• _Given problem_
Rewrite the lines starting at the one containing "Enumerate the UI" and ending at the one containing "bar xyxy=(587,425,668,640)" as a JSON list of strings, one string per line, with the pictures left out.

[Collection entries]

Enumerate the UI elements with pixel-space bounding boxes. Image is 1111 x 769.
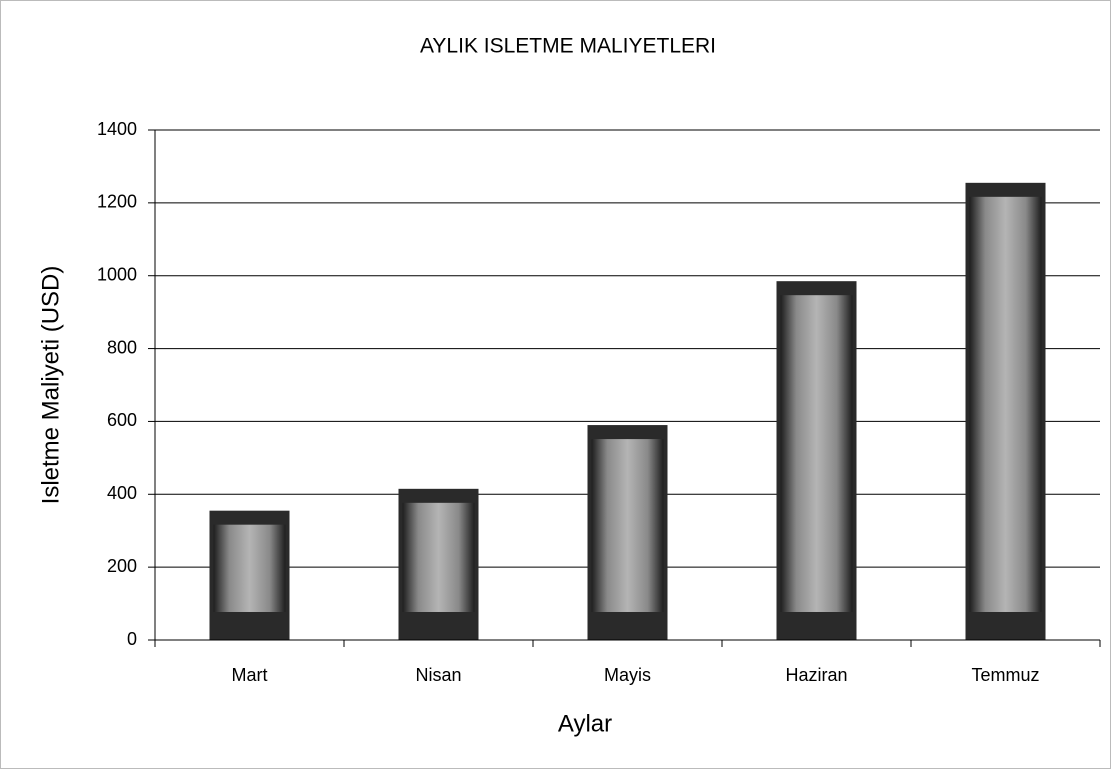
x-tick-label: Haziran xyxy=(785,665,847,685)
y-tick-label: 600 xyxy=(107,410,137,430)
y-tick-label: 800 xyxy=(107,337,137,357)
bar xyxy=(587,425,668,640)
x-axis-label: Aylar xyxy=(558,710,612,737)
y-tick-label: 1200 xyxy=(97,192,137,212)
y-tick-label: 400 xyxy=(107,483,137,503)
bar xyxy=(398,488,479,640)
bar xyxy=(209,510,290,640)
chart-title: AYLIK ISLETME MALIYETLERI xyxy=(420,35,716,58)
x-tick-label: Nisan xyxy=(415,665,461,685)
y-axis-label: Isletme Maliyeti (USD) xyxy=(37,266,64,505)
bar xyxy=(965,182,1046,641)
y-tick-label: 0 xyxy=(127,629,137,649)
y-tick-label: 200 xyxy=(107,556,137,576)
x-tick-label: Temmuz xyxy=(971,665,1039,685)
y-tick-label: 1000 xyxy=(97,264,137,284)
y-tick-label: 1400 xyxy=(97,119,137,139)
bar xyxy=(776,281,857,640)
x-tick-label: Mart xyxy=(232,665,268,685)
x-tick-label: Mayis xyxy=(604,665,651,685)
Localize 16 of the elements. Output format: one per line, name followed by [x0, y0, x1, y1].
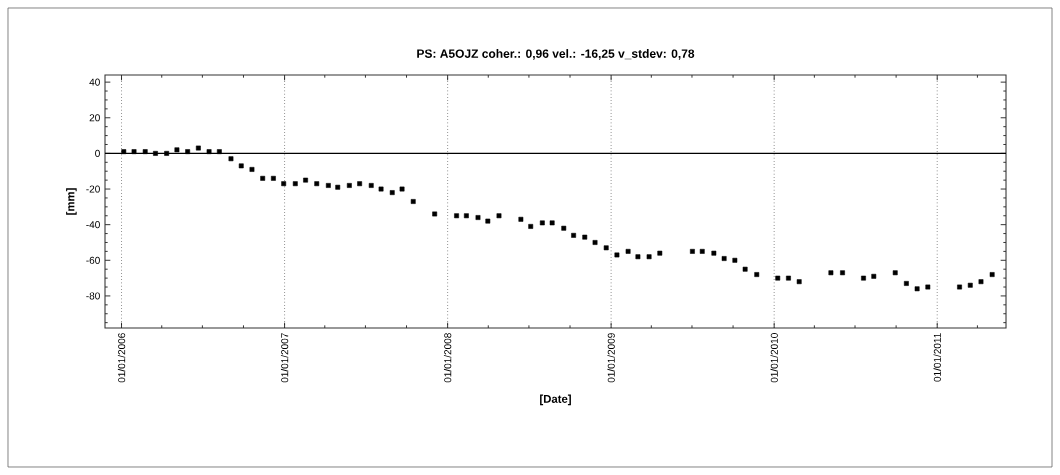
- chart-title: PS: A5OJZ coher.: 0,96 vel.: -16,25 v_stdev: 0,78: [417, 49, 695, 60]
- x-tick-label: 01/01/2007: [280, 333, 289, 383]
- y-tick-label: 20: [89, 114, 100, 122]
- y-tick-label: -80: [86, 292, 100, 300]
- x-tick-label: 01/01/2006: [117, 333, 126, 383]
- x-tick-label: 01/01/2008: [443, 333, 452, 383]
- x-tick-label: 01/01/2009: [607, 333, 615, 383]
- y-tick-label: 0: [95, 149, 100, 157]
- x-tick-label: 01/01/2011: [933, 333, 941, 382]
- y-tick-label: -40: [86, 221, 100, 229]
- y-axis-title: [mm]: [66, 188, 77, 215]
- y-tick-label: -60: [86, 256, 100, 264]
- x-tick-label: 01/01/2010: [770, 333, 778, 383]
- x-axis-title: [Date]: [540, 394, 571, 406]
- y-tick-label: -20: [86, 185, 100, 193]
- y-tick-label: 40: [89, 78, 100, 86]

--

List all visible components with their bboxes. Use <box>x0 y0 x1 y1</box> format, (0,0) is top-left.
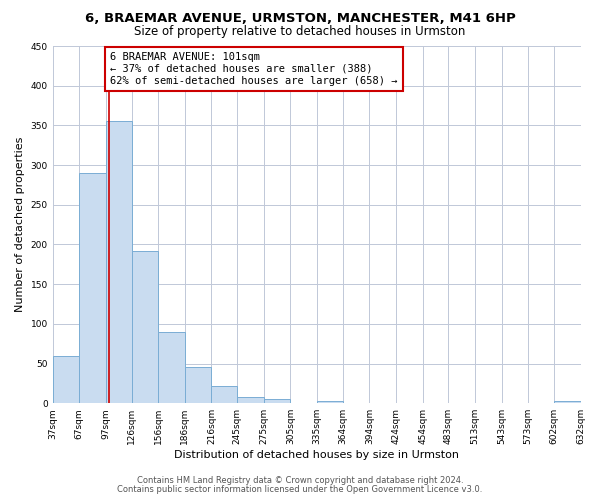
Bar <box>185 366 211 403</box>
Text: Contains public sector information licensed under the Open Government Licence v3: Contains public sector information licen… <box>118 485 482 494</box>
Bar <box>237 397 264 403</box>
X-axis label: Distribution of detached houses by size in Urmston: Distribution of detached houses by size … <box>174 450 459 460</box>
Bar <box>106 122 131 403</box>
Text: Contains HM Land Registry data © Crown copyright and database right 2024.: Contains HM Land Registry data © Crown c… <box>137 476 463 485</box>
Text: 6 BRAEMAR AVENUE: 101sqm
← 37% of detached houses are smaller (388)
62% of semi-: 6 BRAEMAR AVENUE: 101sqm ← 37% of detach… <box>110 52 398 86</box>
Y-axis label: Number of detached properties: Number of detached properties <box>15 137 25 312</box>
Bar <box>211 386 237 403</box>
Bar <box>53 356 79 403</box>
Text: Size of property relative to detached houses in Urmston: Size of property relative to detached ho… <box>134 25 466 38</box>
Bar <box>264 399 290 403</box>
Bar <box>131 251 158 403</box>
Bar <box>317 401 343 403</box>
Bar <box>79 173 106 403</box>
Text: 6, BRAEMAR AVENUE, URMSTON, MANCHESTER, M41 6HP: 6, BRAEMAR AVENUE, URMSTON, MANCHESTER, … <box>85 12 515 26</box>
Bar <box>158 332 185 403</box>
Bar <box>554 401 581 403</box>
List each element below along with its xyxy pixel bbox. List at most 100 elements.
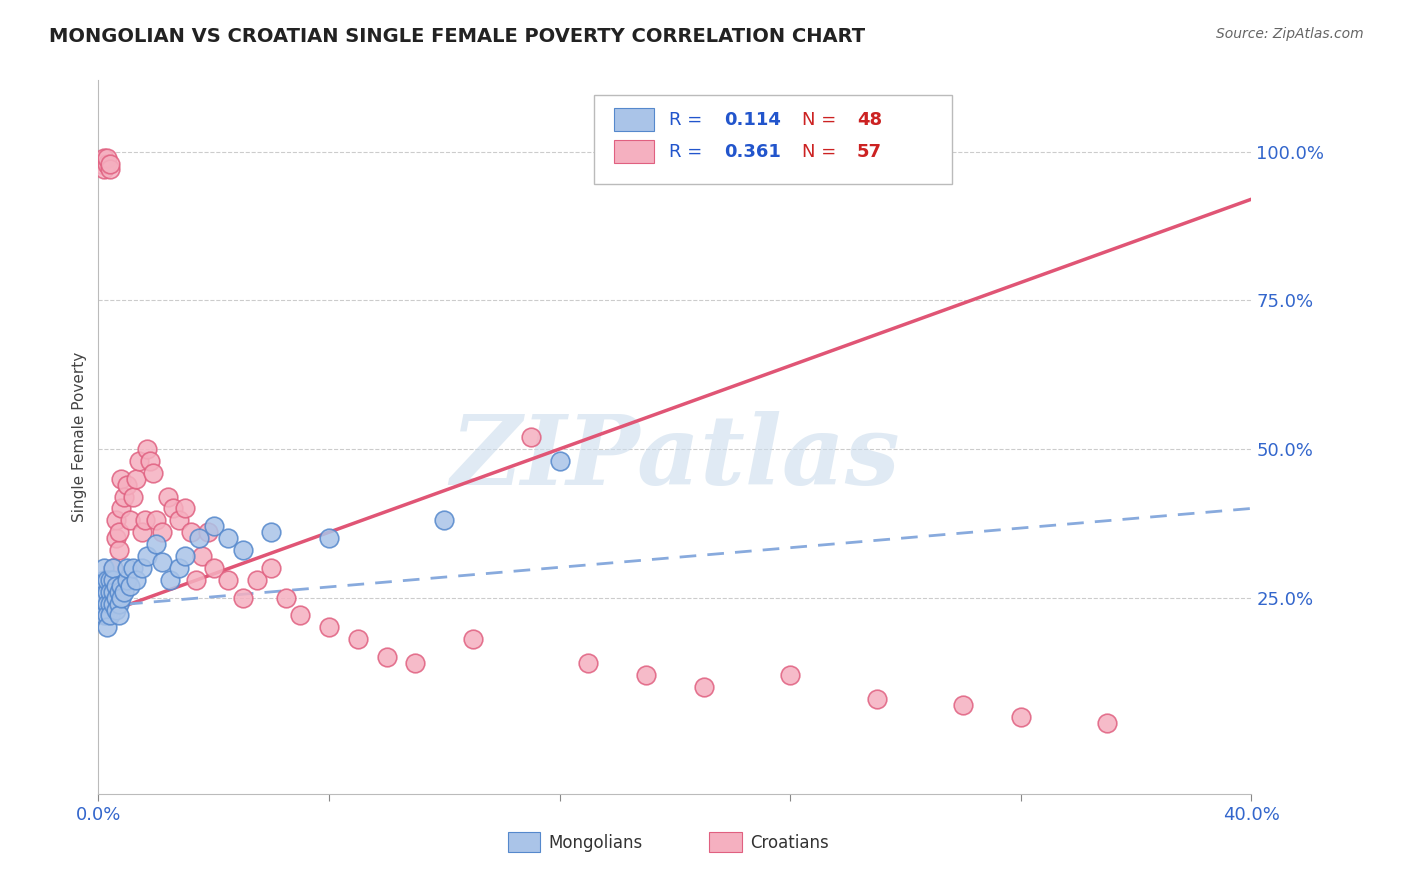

• _Solution for this task_
[
  "Enumerate the UI elements with pixel-space bounding boxes. Image is 1111 x 769.",
  "x-tick-label: Haziran xyxy=(785,665,847,685)",
  "y-tick-label: 600 xyxy=(107,410,137,430)",
  "y-tick-label: 800 xyxy=(107,337,137,357)",
  "bar xyxy=(587,425,668,640)"
]